--- Records to process ---
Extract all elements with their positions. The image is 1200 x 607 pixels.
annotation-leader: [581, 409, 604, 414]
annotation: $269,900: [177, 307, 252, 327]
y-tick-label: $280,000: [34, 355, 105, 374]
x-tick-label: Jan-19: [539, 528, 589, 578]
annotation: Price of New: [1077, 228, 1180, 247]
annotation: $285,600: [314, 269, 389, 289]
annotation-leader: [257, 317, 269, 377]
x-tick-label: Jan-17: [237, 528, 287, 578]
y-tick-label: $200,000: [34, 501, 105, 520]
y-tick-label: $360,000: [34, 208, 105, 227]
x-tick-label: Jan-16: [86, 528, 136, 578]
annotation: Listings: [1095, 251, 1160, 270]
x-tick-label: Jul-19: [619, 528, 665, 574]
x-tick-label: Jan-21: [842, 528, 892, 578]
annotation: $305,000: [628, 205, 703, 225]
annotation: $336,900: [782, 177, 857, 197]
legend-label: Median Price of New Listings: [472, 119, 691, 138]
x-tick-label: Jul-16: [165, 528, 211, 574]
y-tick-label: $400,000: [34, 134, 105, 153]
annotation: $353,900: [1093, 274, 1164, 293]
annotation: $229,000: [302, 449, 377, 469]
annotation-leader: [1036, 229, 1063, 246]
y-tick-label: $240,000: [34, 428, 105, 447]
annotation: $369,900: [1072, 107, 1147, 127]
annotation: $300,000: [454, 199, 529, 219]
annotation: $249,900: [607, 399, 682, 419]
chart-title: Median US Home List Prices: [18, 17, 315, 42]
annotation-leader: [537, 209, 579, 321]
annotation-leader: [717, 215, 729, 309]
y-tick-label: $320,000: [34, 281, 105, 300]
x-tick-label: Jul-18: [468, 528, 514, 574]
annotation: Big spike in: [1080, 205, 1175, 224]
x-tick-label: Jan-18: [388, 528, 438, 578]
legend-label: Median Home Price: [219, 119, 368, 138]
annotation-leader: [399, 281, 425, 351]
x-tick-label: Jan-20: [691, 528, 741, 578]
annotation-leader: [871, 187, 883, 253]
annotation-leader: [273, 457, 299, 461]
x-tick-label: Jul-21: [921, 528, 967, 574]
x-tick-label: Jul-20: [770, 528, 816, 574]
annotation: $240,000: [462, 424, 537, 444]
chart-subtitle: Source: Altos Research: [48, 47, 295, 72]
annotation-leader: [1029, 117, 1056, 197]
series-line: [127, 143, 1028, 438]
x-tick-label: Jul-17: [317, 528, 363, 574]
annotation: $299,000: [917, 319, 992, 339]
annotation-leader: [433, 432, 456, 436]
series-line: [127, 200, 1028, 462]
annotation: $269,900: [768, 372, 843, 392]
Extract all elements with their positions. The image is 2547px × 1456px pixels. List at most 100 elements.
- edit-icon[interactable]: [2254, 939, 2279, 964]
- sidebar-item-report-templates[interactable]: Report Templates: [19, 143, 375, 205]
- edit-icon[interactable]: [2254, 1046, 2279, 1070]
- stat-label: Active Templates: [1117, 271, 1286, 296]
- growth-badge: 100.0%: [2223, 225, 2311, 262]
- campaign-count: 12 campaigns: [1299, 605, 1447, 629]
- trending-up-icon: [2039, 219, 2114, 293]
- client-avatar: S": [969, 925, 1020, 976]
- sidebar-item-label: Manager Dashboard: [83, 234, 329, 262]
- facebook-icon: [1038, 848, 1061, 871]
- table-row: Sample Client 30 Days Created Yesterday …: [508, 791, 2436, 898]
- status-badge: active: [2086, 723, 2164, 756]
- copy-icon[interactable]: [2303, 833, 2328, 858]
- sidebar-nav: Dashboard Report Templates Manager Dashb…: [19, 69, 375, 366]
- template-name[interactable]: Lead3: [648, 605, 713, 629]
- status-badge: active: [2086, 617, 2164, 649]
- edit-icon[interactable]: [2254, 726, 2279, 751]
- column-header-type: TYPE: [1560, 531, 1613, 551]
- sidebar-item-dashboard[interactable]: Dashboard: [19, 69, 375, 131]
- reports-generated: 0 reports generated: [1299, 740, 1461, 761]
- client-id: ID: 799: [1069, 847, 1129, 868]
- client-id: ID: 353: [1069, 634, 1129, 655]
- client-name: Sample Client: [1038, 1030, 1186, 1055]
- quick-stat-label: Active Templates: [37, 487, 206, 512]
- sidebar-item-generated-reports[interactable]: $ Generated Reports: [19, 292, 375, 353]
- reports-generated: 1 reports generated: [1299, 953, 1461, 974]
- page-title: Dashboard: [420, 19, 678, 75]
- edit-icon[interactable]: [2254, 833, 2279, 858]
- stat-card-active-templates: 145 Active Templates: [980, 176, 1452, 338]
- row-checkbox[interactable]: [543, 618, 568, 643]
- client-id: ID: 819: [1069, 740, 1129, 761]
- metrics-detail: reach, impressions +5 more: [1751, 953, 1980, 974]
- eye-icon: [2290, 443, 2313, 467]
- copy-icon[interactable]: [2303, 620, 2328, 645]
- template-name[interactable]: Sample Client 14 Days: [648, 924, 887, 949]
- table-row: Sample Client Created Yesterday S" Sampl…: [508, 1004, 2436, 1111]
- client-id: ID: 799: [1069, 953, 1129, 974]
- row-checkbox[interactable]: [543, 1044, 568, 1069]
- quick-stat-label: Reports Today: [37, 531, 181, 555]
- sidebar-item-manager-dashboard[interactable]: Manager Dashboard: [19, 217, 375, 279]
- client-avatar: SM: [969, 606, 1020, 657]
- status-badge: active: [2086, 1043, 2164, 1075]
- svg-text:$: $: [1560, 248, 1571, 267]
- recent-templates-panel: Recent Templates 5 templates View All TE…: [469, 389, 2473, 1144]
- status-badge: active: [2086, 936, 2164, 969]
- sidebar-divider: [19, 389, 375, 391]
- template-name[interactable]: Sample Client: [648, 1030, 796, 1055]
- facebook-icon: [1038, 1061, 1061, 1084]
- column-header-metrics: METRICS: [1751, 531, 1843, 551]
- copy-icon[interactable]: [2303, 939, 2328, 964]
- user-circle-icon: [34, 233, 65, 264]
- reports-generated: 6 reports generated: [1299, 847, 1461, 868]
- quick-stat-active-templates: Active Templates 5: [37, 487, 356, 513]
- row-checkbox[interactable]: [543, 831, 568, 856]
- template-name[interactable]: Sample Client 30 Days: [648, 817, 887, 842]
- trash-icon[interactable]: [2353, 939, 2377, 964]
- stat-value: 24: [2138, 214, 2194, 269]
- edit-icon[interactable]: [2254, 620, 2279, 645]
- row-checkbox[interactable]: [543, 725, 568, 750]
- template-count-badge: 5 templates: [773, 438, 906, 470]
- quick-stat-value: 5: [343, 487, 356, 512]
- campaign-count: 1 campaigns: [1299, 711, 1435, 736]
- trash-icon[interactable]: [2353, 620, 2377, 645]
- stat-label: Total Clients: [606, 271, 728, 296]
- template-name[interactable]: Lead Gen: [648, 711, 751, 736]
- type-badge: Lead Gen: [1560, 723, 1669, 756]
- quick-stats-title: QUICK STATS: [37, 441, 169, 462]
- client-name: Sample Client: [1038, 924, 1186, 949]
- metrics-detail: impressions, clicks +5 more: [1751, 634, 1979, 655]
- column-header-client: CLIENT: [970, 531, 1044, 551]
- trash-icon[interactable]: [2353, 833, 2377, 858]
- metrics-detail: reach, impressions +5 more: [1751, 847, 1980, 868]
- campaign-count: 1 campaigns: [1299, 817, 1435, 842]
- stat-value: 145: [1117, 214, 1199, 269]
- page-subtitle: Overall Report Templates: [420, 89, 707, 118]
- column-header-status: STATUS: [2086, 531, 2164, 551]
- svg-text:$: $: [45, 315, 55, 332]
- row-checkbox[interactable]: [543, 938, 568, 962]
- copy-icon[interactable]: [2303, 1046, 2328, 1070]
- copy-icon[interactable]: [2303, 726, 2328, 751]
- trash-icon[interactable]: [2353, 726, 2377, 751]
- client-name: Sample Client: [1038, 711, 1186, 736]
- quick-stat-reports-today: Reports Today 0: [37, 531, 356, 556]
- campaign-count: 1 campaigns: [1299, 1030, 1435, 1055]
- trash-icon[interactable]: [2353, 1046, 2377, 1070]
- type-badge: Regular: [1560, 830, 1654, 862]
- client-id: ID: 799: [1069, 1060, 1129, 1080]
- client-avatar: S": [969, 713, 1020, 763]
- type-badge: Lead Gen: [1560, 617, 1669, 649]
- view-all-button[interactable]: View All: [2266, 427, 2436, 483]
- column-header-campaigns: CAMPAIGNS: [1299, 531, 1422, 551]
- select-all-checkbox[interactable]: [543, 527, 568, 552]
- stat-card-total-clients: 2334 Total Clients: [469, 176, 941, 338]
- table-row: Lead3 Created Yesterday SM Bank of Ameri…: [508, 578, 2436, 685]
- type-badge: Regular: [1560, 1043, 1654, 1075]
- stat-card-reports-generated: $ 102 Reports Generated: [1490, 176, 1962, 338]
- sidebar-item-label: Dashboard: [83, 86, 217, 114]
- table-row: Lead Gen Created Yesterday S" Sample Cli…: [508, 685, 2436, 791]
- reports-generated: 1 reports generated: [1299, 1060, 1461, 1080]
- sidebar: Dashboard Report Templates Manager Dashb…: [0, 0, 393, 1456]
---
§ **Exercise instructions**
Rewrite the material from its first line, stopping after the line that contains "x-tick-label: Jul-16: [165, 528, 211, 574]", with "x-tick-label" changed to "x-axis-label" throughout and nothing else altered.

§ **Result for this exercise**
Extract all elements with their positions. The image is 1200 x 607 pixels.
annotation-leader: [581, 409, 604, 414]
annotation: $269,900: [177, 307, 252, 327]
y-tick-label: $280,000: [34, 355, 105, 374]
x-axis-label: Jan-19: [539, 528, 589, 578]
annotation: Price of New: [1077, 228, 1180, 247]
annotation: $285,600: [314, 269, 389, 289]
annotation-leader: [257, 317, 269, 377]
x-axis-label: Jan-17: [237, 528, 287, 578]
y-tick-label: $200,000: [34, 501, 105, 520]
y-tick-label: $360,000: [34, 208, 105, 227]
x-axis-label: Jan-16: [86, 528, 136, 578]
annotation: Listings: [1095, 251, 1160, 270]
x-axis-label: Jul-19: [619, 528, 665, 574]
x-axis-label: Jan-21: [842, 528, 892, 578]
annotation: $305,000: [628, 205, 703, 225]
annotation: $336,900: [782, 177, 857, 197]
legend-label: Median Price of New Listings: [472, 119, 691, 138]
x-axis-label: Jul-16: [165, 528, 211, 574]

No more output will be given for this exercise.